— Task brief —
Below is a block of records. Copy every line in it that contains the word "screenshot".

— Extracted information —
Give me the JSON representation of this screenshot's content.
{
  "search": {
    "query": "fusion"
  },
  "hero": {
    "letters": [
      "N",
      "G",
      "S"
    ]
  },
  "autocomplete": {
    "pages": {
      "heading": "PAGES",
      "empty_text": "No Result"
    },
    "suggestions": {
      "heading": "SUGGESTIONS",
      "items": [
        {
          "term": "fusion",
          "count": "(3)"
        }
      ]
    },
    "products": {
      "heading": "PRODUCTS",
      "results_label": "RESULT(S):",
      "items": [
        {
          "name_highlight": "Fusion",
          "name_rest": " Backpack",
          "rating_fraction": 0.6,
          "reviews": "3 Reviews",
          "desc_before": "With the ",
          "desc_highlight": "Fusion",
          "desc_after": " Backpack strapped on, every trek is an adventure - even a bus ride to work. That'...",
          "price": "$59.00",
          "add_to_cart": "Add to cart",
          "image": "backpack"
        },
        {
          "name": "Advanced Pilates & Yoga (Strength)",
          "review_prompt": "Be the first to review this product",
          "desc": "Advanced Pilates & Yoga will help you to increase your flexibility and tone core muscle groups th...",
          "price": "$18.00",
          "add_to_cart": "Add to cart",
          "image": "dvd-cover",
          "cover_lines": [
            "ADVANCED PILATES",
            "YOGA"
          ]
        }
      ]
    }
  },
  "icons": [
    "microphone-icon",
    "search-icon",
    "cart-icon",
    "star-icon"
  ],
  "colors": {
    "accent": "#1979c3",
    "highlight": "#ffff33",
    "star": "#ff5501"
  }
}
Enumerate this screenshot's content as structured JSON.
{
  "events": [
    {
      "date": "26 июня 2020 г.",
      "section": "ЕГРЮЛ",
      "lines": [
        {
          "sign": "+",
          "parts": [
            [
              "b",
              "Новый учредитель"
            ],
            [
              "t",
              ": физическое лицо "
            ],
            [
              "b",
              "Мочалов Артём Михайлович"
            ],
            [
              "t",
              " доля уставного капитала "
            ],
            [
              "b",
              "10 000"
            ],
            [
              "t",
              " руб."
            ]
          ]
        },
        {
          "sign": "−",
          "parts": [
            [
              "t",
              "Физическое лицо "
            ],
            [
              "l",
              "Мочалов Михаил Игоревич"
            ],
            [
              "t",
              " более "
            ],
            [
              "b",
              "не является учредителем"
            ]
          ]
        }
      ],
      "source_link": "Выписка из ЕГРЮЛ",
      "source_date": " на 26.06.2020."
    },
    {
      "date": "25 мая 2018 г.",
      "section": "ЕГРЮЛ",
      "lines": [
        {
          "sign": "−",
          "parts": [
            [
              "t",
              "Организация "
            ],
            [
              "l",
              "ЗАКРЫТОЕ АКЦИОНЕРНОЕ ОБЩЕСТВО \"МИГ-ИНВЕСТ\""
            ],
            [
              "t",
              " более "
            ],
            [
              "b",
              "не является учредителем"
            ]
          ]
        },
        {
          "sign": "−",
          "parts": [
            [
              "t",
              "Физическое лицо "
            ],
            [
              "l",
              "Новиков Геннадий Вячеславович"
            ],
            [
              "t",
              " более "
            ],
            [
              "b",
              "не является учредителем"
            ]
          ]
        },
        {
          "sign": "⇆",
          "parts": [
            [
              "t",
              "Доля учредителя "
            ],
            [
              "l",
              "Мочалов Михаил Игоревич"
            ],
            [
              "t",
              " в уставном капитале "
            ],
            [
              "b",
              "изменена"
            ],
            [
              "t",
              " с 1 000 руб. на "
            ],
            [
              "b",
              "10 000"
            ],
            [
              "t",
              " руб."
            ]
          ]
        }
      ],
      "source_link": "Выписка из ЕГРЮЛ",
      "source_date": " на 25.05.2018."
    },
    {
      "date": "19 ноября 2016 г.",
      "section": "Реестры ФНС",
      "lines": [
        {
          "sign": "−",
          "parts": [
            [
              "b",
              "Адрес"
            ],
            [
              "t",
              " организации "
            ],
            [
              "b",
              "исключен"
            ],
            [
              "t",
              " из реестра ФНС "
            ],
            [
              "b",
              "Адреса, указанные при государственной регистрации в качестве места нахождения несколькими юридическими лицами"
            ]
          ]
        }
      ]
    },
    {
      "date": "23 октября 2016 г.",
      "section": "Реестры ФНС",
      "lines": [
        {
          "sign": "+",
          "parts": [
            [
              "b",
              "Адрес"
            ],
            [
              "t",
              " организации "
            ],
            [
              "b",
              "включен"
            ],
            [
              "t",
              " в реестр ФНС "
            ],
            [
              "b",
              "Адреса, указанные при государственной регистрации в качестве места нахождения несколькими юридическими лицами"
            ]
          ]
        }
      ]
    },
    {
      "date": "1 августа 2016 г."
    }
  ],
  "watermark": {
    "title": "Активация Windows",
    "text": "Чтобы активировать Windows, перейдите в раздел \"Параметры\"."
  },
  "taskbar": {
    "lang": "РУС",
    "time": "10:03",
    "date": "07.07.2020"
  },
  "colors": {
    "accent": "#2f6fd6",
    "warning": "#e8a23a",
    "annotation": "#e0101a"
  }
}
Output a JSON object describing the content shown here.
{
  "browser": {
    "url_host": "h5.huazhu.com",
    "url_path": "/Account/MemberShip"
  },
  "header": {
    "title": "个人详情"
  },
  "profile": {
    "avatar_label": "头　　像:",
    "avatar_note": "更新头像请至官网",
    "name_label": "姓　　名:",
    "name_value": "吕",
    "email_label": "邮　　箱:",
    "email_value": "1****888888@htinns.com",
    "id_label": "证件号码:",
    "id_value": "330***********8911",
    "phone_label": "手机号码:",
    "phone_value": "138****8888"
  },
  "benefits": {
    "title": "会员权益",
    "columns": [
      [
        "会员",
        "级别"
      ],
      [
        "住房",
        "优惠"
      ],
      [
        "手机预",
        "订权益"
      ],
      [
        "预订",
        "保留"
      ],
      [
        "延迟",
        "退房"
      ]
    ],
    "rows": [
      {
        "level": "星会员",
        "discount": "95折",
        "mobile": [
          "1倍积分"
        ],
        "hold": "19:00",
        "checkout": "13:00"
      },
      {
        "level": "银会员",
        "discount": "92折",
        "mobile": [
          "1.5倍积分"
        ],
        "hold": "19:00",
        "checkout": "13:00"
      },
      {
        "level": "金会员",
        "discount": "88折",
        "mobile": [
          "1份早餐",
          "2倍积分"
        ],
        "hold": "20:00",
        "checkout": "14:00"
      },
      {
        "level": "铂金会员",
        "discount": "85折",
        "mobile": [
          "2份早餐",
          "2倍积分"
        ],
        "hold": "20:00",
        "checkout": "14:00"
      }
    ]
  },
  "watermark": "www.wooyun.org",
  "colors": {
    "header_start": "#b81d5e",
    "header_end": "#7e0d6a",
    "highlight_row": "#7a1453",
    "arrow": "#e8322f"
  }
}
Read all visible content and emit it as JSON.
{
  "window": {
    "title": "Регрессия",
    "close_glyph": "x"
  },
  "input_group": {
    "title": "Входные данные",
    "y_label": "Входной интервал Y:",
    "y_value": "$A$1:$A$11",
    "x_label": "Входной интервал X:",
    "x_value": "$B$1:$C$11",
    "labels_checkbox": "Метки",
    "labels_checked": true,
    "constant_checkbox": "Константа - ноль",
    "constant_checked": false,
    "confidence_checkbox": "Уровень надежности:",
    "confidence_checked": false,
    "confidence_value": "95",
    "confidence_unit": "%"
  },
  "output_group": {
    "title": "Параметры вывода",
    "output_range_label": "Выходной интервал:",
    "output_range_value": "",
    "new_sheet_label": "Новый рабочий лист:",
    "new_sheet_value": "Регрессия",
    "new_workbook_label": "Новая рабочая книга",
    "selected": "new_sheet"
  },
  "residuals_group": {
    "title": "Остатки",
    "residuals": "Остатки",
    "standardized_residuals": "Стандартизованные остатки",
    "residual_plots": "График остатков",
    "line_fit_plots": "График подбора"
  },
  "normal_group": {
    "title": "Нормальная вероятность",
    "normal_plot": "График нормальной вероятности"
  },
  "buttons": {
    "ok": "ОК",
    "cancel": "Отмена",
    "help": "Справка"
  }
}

— Response to this task —
Give me the JSON representation of this screenshot's content.
Enumerate this screenshot's content as structured JSON.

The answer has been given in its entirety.